To do
Could you output each line of the data that follows exactly?

— BEGIN Records provided —

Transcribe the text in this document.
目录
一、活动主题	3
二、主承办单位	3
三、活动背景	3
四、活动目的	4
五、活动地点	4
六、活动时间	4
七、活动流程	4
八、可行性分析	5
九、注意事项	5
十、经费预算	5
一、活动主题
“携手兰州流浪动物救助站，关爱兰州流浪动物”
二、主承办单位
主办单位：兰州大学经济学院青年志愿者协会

— END Records provided —

Response to this exercise
Transcribe the text in this document.
目录
一、活动主题	3
二、主承办单位	3
三、活动背景	3
四、活动目的	4
五、活动地点	4
六、活动时间	4
七、活动流程	4
八、可行性分析	5
九、注意事项	5
十、经费预算	5
一、活动主题
“携手兰州流浪动物救助站，关爱兰州流浪动物”
二、主承办单位
主办单位：兰州大学经济学院青年志愿者协会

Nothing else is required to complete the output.